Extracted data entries
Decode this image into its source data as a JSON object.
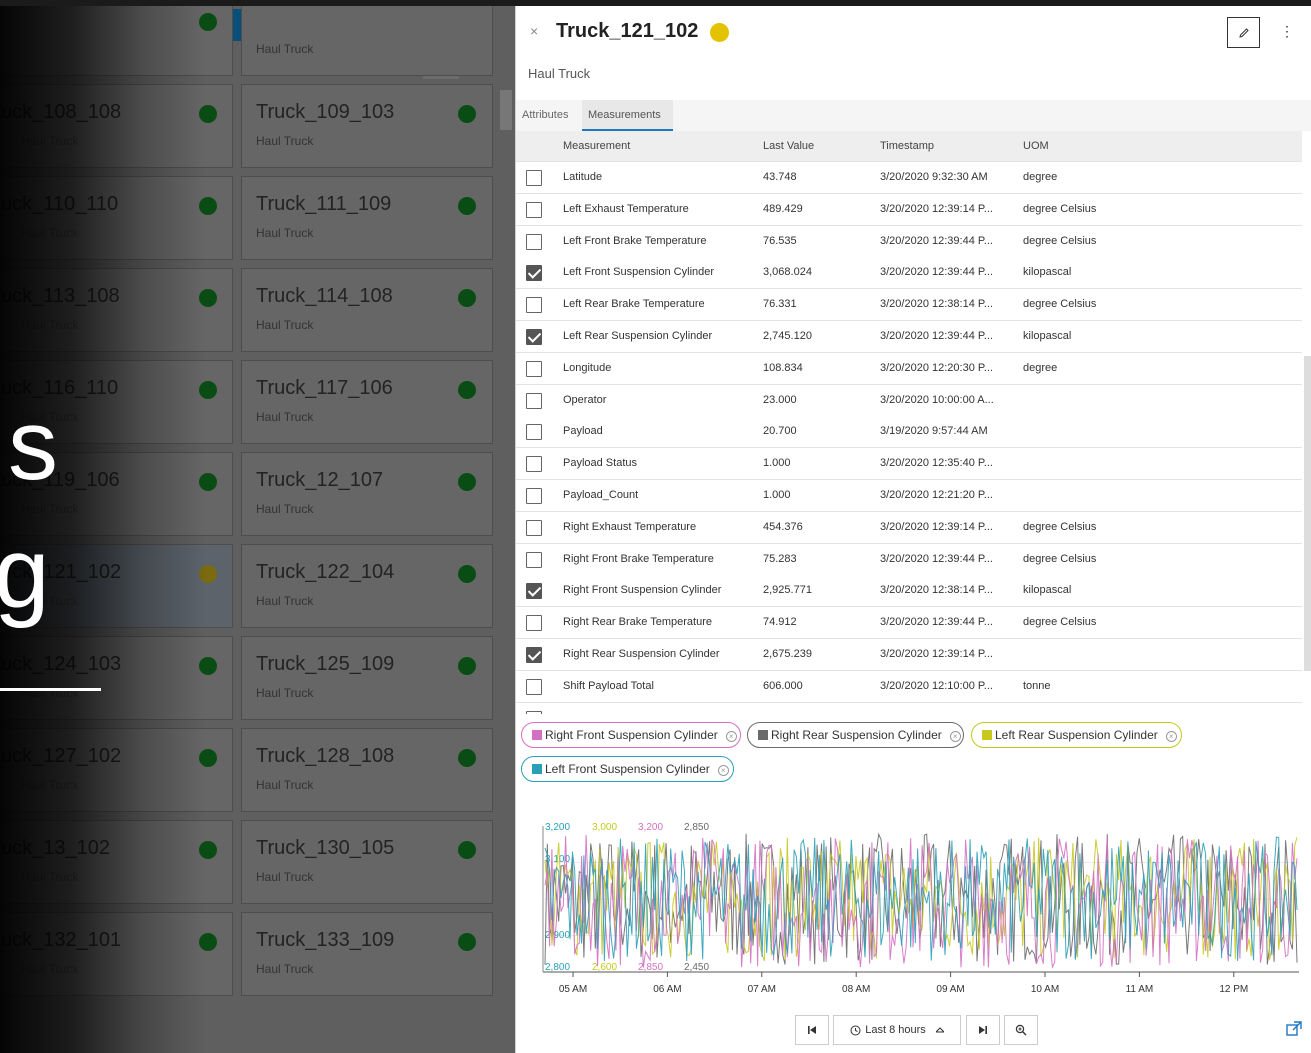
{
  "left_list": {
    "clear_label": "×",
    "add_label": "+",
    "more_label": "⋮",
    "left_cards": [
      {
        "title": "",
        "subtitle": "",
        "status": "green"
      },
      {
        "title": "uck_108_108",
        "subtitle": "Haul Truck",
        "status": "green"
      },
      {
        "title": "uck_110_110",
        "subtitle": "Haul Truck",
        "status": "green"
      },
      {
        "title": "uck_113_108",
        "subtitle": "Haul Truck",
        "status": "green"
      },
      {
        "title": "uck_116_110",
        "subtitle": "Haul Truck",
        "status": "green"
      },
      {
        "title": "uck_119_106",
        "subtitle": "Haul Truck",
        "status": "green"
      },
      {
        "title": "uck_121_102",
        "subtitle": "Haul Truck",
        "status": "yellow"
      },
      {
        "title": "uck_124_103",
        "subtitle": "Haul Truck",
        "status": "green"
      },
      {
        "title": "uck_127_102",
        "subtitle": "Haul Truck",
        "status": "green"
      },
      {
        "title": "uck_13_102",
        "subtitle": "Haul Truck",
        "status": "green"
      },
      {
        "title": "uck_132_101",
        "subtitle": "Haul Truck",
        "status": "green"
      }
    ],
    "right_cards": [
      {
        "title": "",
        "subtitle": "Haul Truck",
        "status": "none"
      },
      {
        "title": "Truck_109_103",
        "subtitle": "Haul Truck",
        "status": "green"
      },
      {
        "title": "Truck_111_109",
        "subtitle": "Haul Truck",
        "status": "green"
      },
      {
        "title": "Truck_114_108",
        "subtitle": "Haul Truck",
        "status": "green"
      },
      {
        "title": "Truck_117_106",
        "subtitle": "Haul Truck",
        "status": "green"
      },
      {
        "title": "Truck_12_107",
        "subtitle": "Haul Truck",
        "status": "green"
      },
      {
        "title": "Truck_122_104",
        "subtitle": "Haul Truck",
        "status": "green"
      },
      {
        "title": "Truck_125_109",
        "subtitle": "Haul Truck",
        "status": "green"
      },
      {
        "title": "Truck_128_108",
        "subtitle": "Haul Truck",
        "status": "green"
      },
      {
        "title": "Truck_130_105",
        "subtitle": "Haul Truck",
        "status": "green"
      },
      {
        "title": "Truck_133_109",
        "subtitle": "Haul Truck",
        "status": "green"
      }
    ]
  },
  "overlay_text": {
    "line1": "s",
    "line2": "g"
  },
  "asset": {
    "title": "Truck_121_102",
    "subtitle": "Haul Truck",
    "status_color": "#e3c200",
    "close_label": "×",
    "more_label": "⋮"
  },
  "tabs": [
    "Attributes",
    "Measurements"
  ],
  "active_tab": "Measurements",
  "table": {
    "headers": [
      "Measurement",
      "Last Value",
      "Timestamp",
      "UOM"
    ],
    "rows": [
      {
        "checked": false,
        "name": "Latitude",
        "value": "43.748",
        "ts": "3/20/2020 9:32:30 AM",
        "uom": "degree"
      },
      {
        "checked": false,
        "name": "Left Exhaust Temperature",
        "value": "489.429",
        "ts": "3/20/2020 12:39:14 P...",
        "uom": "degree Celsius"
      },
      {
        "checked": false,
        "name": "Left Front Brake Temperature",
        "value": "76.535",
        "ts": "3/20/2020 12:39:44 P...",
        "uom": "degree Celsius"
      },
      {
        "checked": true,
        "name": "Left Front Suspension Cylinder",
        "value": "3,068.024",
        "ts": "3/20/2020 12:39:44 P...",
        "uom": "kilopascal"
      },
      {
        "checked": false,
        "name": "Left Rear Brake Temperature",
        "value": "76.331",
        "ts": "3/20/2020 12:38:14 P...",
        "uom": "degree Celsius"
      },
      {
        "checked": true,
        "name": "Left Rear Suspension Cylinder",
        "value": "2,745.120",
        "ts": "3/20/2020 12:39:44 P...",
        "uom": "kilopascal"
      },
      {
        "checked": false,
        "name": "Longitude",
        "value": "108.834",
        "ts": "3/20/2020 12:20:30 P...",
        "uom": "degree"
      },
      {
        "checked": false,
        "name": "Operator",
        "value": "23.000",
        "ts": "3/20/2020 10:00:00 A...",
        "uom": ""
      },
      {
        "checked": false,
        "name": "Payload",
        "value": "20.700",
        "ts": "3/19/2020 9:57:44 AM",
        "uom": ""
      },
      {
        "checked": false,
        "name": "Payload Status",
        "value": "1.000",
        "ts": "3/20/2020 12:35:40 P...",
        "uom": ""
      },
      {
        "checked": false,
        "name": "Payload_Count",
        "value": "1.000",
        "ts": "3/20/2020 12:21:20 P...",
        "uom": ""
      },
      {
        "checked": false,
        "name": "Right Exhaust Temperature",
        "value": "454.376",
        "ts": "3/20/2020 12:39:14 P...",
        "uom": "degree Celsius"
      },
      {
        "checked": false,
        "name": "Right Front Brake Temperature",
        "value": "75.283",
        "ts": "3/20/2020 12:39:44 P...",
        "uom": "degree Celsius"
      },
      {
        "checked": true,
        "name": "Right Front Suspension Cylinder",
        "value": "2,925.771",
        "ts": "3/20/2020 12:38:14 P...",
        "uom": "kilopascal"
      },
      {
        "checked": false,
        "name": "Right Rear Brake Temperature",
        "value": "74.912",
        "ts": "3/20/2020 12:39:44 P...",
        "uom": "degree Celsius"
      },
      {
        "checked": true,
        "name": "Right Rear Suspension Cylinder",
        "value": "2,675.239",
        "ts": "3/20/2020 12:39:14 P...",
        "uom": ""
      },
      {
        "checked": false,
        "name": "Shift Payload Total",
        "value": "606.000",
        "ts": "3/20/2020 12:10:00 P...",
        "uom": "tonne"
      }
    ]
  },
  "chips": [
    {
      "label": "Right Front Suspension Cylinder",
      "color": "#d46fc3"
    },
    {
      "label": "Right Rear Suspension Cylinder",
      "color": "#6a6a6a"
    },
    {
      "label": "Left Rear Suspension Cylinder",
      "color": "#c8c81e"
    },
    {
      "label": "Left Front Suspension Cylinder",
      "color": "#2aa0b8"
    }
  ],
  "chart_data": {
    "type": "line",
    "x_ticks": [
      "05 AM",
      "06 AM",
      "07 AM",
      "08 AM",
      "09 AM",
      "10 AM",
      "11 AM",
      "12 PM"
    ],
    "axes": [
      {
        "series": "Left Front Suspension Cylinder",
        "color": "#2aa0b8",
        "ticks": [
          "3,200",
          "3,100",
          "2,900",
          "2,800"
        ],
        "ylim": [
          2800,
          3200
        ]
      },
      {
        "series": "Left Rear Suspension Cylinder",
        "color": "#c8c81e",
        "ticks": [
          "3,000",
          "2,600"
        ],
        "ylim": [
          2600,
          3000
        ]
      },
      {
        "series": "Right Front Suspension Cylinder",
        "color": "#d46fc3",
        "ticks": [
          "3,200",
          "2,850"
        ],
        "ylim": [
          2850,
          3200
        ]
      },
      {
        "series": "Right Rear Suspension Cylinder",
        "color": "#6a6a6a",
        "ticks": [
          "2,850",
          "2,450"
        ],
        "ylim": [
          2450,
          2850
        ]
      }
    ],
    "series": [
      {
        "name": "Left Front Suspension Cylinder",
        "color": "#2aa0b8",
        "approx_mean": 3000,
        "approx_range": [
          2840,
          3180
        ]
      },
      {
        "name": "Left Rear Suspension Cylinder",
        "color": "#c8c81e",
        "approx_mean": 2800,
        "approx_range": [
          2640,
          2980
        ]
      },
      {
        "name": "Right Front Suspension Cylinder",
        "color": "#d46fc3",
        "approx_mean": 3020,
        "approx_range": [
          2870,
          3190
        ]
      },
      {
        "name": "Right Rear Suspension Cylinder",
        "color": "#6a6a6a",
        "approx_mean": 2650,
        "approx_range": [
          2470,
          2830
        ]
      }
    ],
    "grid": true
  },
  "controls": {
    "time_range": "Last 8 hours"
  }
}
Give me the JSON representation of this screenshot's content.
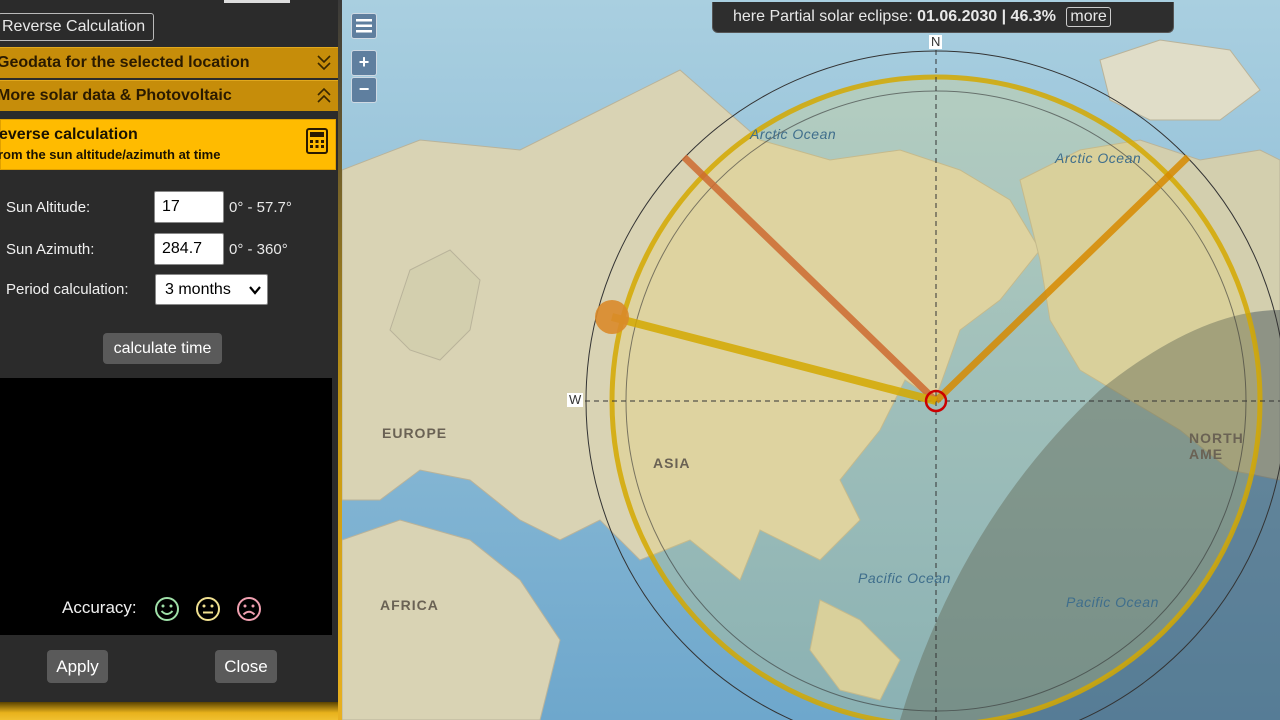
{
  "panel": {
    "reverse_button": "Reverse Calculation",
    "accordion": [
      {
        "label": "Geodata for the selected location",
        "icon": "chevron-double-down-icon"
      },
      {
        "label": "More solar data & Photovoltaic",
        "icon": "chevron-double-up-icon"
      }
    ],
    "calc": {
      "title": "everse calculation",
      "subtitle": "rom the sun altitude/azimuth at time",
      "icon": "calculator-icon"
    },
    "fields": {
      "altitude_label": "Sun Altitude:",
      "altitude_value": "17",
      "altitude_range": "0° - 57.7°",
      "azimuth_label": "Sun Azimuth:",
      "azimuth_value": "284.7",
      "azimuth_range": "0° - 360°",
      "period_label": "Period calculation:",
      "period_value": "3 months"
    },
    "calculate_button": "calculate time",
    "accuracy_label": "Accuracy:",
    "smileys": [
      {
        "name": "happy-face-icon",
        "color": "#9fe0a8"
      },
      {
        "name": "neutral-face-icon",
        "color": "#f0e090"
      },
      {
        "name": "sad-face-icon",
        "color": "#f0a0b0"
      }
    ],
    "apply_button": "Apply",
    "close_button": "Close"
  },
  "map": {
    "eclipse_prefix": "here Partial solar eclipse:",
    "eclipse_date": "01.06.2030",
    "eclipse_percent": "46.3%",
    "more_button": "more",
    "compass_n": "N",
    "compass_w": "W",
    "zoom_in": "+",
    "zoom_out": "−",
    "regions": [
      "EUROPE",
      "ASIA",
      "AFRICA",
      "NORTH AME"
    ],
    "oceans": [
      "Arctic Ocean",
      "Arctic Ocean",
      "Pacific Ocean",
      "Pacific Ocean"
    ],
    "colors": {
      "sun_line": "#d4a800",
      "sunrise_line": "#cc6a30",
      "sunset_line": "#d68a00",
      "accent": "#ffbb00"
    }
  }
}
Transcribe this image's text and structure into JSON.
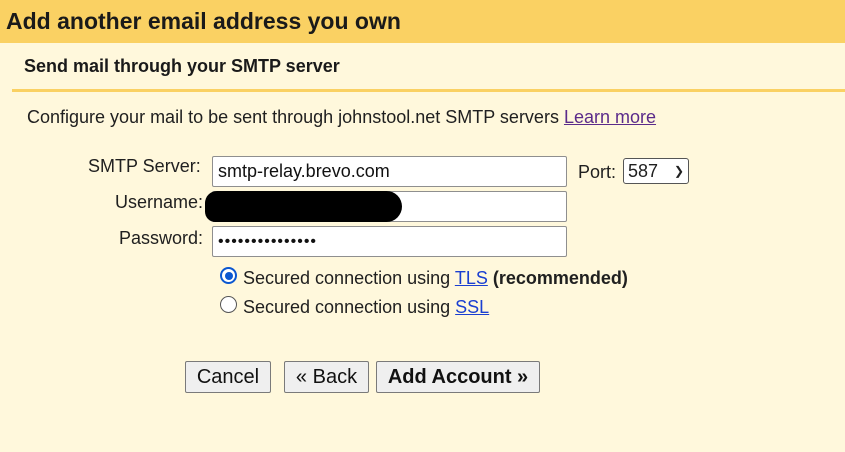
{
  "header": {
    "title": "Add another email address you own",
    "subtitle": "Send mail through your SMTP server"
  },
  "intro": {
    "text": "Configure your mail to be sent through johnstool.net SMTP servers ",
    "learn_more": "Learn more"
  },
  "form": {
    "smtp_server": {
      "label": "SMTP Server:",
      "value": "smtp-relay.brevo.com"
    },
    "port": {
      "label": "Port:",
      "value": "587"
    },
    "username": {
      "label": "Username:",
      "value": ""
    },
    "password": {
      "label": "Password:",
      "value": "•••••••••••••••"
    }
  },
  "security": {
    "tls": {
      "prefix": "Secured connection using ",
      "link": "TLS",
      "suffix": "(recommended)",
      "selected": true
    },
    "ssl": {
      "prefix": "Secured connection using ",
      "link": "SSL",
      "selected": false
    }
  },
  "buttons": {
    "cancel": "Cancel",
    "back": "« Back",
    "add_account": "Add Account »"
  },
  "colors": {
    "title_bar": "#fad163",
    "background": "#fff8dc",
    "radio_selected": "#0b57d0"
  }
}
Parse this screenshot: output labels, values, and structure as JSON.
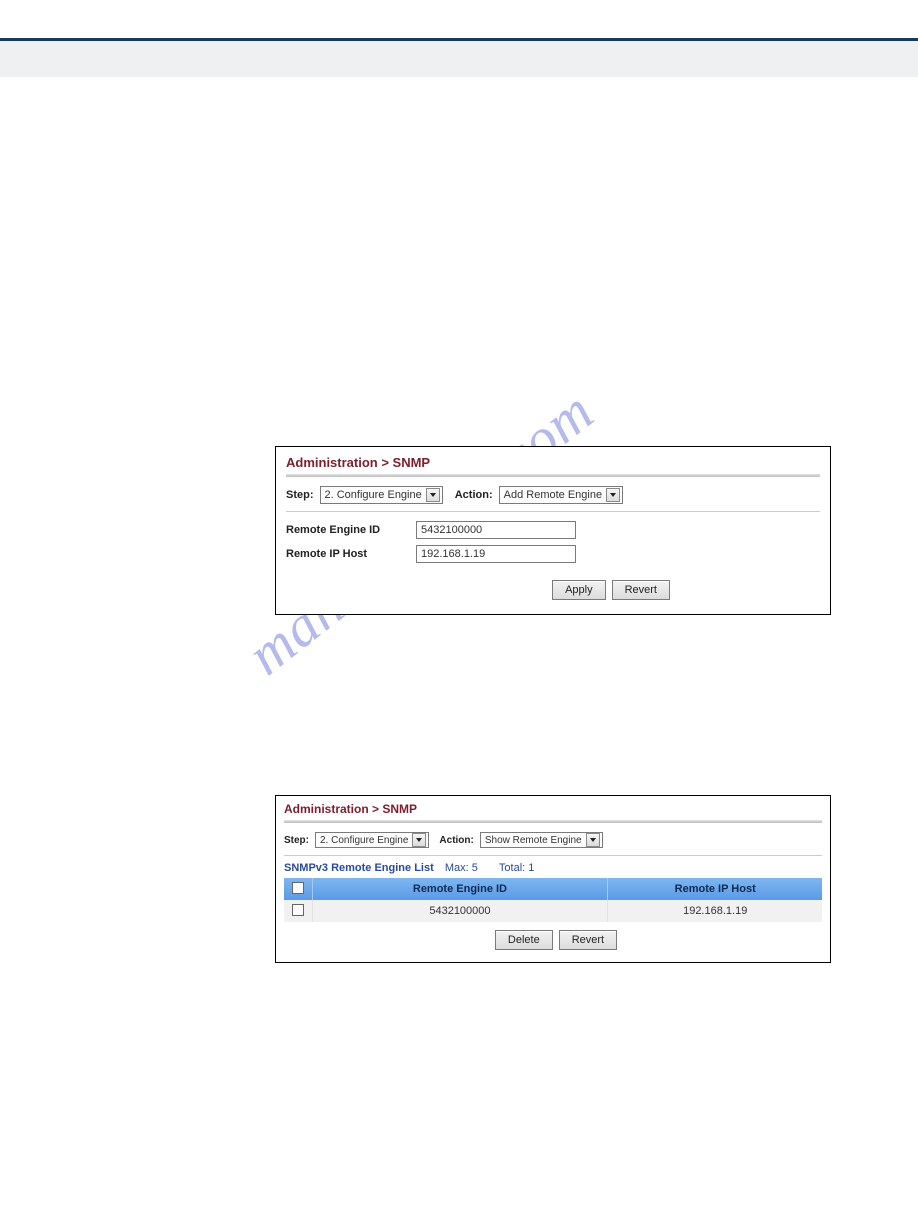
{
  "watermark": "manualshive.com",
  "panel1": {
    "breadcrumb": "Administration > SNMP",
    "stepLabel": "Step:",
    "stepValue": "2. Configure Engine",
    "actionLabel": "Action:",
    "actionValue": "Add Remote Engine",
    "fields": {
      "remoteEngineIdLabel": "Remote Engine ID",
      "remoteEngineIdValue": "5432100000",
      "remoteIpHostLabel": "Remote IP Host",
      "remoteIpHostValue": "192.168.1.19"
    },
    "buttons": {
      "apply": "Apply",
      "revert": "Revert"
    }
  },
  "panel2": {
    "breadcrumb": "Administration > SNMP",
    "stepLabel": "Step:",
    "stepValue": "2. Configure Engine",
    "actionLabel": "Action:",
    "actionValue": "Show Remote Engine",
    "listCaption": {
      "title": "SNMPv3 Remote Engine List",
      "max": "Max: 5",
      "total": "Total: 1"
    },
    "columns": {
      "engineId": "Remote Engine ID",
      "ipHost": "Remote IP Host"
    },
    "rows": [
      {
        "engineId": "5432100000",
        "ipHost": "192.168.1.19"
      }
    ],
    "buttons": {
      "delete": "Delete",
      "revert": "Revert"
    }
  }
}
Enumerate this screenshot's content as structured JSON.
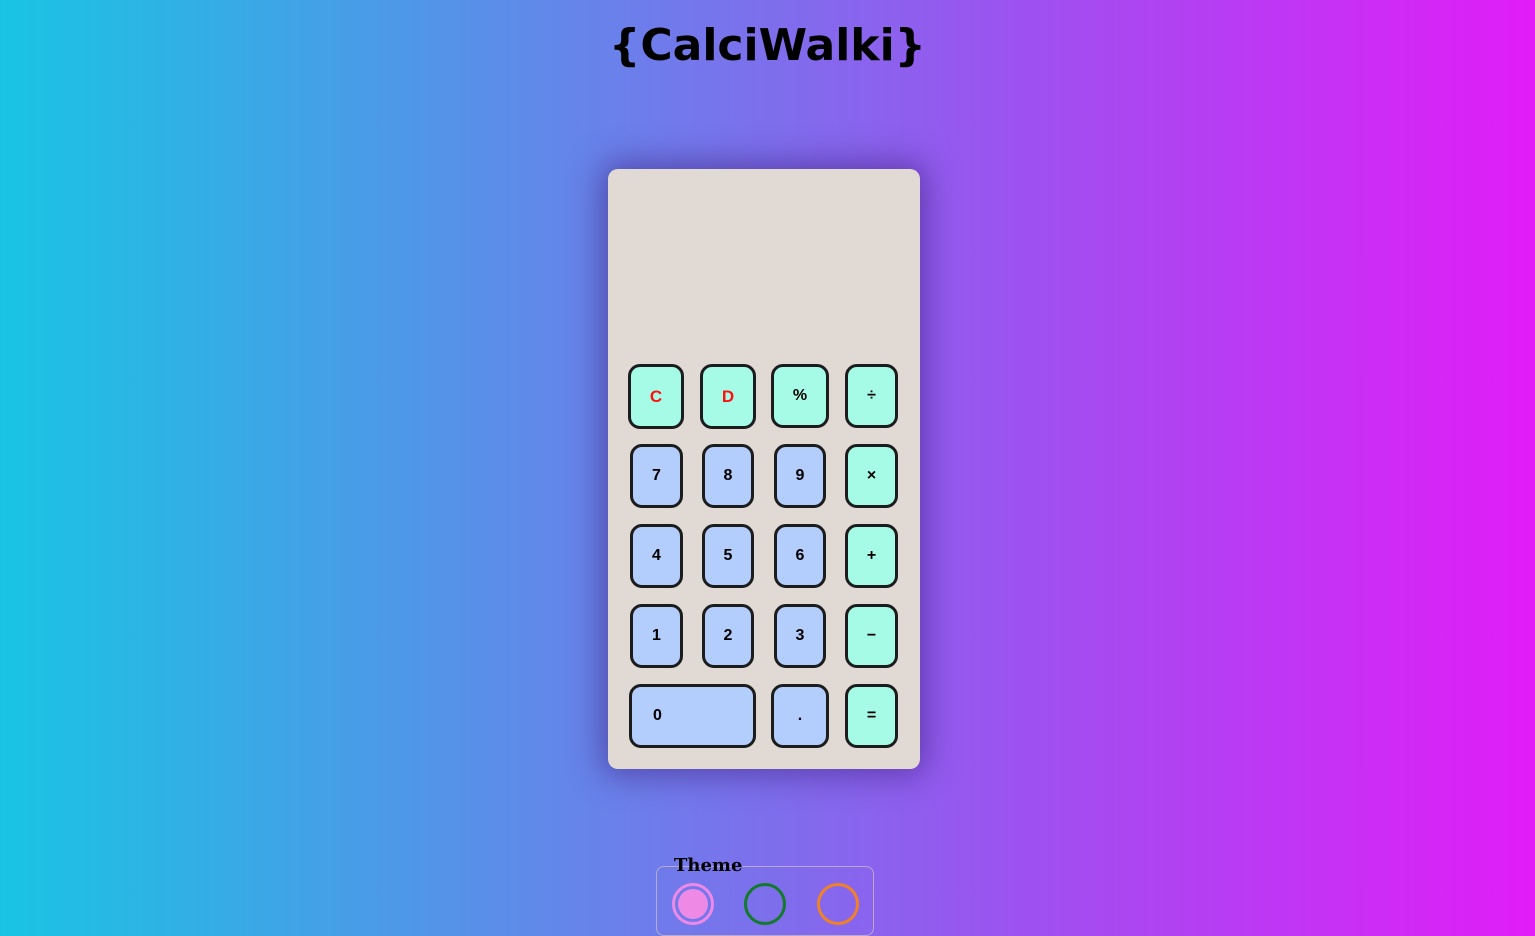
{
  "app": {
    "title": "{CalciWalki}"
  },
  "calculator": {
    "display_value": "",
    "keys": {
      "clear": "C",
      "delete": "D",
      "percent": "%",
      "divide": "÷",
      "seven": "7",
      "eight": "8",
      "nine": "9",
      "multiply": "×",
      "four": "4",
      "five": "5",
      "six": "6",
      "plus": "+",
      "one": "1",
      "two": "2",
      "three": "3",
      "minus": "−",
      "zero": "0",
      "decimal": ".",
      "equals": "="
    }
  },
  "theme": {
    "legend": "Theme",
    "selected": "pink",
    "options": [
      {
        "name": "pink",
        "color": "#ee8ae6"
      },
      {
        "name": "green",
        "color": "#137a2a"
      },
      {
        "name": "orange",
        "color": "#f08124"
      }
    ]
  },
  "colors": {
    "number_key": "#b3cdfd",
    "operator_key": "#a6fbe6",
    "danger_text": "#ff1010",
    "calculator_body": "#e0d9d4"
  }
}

[STATED PROBLEM]: Scan the data for the word "JSON" and copy every line where it shows up.

[TASK RESPONSE]:
Decode this image into its source data as a JSON object.
Give me the JSON representation of this screenshot's content.
Transcribe this image's text and structure into JSON.
Parse this screenshot: output labels, values, and structure as JSON.
Enumerate this screenshot's content as structured JSON.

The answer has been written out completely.